● **REQUIREMENT**
Copy every line of the data in which the word "installments" occurs.

● **GIVEN ENTRIES**
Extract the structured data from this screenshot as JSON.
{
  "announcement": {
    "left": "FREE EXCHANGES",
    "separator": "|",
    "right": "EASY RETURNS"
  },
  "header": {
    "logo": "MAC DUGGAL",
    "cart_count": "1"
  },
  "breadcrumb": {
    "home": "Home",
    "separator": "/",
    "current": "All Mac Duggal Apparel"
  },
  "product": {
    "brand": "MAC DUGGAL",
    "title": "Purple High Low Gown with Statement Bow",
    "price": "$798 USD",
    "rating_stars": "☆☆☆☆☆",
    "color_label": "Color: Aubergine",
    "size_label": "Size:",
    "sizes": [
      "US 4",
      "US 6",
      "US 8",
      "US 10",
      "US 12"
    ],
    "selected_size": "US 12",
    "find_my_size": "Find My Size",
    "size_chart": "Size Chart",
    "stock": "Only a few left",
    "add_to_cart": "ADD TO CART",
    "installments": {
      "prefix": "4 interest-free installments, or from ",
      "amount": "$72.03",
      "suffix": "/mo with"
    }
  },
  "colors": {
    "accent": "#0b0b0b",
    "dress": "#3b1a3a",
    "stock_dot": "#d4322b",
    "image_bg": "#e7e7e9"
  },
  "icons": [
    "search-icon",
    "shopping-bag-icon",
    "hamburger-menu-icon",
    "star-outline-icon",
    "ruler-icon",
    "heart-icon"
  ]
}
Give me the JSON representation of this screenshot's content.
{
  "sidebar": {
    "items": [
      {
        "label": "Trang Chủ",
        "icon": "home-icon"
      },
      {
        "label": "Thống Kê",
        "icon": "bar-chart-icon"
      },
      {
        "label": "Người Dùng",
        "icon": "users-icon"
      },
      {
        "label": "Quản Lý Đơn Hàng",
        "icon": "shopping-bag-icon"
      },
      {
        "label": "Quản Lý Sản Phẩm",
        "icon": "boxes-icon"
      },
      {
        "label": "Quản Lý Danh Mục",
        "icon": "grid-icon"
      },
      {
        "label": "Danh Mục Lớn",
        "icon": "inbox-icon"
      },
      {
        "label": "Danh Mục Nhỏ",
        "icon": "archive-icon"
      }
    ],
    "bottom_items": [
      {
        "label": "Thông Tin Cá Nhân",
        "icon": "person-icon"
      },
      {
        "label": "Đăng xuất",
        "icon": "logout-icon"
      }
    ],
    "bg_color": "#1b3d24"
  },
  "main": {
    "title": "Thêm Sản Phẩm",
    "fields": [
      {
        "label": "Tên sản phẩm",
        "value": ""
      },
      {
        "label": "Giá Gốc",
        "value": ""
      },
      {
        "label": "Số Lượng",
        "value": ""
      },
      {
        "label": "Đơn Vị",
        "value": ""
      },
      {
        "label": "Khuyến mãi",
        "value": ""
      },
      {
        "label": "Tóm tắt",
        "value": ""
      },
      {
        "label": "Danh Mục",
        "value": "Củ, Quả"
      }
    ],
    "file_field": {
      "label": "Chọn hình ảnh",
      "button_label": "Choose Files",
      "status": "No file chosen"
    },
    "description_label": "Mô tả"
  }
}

● **CORRECT RESULT**
    "installments": {
      "prefix": "4 interest-free installments, or from ",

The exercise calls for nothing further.